Copy each line of the records that contains the word "wants".

☆ ☆ ☆ ☆

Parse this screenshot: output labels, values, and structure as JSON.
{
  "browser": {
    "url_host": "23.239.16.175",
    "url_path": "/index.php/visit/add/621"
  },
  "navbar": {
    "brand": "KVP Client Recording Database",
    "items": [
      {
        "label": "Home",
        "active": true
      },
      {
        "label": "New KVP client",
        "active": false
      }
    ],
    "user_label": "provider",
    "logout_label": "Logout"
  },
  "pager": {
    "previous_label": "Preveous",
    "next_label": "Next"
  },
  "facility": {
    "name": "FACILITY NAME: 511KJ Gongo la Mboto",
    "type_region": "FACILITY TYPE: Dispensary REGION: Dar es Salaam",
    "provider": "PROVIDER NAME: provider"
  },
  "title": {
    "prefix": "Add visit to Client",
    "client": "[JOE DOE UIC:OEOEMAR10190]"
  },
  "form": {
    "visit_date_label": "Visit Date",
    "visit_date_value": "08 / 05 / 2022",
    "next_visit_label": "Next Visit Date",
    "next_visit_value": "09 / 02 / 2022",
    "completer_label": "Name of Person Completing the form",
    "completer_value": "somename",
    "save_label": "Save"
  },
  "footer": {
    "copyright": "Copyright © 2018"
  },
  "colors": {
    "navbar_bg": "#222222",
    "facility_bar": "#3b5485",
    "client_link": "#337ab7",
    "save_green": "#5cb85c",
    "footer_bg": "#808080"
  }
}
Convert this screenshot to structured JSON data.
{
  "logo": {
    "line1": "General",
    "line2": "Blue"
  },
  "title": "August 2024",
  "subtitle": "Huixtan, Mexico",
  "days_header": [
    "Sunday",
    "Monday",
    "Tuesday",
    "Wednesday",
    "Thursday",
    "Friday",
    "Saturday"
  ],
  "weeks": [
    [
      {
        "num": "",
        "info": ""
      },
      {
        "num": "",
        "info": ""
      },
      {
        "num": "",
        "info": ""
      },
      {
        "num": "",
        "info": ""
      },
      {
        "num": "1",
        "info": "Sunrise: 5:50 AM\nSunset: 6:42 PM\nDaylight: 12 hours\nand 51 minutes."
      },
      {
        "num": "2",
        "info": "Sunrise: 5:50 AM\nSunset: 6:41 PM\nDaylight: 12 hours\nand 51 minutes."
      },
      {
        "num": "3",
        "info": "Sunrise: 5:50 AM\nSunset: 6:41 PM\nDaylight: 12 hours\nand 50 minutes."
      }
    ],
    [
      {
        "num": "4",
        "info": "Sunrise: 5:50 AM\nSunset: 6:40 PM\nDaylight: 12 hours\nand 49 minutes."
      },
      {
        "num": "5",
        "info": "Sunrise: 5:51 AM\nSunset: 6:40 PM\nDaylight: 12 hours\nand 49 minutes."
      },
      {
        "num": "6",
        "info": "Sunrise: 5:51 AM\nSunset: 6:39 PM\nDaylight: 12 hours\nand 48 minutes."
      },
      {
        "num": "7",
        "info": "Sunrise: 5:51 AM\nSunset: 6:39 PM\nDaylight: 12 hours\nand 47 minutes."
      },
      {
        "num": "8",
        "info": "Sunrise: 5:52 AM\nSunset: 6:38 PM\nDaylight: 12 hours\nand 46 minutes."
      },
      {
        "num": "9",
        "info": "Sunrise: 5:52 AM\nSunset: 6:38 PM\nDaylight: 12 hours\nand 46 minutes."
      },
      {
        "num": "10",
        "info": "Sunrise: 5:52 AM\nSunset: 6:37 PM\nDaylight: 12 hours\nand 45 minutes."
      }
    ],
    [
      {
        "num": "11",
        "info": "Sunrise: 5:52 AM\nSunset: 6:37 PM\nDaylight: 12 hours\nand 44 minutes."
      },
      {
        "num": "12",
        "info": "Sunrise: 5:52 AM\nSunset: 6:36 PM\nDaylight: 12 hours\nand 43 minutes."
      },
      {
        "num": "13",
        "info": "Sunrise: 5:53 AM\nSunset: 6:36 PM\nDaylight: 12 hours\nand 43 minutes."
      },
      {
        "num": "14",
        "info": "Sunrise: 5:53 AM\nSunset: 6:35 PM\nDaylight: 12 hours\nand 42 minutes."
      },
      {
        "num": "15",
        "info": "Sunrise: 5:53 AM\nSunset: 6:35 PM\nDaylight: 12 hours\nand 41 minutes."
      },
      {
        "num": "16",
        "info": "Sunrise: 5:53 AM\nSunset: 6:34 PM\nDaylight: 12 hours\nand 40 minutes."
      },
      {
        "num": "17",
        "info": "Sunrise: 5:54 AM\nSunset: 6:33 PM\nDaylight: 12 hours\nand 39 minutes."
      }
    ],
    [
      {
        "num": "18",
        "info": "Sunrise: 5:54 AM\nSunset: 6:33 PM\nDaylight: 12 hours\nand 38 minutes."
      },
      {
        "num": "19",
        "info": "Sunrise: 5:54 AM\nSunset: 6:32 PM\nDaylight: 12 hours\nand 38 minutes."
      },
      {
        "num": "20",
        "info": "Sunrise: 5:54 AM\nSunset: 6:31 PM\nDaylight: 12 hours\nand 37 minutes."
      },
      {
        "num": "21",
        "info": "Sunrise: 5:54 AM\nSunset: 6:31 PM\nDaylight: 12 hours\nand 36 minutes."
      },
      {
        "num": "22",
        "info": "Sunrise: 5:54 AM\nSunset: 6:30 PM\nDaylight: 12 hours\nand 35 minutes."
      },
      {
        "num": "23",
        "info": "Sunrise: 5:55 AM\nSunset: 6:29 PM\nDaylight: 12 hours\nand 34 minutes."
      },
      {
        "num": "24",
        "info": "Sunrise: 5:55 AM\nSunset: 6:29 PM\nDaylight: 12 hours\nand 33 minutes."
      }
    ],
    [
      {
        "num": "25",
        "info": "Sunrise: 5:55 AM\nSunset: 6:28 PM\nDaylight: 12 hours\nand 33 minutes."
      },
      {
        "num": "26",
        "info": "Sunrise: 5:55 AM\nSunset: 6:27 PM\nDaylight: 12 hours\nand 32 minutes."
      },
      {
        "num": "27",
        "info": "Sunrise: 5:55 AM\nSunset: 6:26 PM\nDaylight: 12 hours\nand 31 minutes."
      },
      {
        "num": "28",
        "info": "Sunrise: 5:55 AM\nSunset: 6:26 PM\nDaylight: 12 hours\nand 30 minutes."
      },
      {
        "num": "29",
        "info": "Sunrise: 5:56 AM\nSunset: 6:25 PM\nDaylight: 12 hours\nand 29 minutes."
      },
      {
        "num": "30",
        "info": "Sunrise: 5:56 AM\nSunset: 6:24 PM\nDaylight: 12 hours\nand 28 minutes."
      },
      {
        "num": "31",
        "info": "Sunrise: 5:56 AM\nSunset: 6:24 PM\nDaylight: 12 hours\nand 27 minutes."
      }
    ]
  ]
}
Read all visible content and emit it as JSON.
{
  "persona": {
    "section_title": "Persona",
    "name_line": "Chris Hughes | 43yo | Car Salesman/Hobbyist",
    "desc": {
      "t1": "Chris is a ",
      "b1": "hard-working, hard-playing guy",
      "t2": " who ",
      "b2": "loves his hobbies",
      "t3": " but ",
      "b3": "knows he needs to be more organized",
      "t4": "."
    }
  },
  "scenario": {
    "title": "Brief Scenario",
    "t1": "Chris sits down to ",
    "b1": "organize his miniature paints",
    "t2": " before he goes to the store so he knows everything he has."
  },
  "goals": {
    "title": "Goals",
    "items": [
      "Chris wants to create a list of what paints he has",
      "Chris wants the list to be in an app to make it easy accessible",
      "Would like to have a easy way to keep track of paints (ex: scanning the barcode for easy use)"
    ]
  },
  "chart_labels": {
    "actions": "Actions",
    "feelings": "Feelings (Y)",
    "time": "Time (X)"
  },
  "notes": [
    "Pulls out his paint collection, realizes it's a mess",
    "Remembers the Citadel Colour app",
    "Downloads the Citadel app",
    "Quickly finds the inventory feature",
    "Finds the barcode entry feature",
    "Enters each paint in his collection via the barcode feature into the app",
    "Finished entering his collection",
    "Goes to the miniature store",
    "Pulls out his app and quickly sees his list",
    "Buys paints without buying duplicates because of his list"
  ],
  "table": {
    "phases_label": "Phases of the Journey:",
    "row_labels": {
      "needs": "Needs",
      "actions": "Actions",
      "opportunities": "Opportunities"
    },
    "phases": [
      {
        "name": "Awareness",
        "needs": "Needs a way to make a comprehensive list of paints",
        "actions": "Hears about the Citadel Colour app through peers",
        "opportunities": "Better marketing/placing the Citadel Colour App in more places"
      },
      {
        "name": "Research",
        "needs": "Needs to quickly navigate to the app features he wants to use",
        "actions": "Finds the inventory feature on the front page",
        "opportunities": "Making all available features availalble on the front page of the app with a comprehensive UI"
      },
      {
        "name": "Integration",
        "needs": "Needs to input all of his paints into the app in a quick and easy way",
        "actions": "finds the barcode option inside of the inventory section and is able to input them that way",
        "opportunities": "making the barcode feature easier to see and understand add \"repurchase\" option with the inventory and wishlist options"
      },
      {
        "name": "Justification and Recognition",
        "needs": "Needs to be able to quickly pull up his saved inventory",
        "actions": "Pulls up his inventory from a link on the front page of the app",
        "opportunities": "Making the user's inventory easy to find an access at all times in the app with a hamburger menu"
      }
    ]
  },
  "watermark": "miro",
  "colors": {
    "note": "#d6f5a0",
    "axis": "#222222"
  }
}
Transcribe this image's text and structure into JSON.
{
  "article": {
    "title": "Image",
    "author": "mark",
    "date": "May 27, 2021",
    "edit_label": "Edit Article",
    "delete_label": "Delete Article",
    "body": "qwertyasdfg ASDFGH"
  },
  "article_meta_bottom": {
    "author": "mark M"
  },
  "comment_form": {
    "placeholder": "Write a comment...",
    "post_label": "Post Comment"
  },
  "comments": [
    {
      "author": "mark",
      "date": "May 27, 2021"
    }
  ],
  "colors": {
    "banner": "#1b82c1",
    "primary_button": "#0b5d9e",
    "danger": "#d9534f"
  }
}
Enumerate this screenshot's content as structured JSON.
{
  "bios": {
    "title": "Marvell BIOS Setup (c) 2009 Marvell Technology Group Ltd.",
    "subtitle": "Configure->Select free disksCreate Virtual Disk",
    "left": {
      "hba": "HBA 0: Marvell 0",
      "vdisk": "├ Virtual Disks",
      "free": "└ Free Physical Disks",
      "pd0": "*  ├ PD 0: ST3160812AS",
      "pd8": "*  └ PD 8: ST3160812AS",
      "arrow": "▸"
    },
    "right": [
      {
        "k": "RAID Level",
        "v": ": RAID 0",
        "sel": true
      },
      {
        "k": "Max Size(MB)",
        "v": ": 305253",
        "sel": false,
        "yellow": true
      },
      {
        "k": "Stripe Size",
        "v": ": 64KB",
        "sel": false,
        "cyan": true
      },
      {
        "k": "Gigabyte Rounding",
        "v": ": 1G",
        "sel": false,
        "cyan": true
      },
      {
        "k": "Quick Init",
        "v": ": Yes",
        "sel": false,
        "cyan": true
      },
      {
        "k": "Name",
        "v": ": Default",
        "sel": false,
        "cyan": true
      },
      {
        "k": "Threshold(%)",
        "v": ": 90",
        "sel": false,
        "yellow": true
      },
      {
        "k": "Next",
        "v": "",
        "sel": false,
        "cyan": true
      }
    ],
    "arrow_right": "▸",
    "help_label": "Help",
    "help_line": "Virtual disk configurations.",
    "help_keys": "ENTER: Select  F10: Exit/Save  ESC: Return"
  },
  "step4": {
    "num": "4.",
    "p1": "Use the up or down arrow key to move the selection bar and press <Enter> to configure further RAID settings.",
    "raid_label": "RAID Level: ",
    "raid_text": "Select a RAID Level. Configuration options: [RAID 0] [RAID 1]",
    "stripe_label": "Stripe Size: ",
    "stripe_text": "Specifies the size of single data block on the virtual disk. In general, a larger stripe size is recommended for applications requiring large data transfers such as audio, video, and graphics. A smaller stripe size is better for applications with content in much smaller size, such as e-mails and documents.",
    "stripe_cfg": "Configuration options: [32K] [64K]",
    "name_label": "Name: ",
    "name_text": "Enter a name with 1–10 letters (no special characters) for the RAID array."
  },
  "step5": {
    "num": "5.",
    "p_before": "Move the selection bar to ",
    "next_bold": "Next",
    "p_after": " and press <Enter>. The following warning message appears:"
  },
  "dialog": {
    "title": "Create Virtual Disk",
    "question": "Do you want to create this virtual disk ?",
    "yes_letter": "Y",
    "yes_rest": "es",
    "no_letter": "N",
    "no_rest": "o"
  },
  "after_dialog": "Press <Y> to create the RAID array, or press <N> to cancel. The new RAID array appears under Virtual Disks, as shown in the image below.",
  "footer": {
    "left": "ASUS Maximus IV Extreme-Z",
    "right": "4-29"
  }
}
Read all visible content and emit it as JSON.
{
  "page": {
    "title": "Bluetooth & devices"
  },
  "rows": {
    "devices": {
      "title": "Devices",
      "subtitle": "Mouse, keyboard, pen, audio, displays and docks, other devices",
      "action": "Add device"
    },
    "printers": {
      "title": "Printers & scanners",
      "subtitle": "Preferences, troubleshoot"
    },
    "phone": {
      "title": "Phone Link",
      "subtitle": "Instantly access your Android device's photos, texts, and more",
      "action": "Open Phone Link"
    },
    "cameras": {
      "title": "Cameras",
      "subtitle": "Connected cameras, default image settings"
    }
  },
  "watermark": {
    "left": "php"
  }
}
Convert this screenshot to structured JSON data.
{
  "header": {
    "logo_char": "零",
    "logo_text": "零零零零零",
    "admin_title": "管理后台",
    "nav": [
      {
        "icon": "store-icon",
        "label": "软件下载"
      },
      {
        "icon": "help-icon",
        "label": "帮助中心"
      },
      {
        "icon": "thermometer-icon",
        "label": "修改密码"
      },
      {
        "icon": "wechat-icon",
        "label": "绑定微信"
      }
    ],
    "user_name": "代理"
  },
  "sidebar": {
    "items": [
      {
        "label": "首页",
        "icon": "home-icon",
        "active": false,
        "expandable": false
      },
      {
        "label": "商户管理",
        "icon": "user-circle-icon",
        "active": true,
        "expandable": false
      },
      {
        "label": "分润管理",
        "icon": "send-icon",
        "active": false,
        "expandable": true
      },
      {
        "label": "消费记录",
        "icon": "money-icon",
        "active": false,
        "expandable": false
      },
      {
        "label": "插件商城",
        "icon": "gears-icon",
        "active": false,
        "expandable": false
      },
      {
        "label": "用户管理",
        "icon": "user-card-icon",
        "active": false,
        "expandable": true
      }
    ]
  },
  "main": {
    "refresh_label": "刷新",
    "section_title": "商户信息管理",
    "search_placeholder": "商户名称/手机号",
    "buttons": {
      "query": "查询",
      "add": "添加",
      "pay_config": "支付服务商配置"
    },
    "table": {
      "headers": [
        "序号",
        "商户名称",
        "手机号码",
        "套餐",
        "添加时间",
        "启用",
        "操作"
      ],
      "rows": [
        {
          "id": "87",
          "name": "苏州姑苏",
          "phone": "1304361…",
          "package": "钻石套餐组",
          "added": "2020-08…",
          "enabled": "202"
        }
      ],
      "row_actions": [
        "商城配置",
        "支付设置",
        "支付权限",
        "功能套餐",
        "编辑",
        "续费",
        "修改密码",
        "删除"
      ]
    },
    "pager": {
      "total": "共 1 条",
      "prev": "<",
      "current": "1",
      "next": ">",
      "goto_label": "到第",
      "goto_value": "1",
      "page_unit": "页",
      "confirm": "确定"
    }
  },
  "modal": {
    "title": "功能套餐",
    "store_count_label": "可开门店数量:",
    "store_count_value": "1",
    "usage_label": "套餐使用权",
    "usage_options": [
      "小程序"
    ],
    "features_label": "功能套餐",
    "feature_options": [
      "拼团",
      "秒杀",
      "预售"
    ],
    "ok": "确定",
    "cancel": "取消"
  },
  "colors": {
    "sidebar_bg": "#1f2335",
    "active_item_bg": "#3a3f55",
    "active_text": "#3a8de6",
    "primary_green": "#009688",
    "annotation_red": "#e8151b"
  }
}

☆ ☆ ☆ ☆

### Response to this task
      "Chris wants to create a list of what paints he has",
      "Chris wants the list to be in an app to make it easy accessible",
        "needs": "Needs to quickly navigate to the app features he wants to use",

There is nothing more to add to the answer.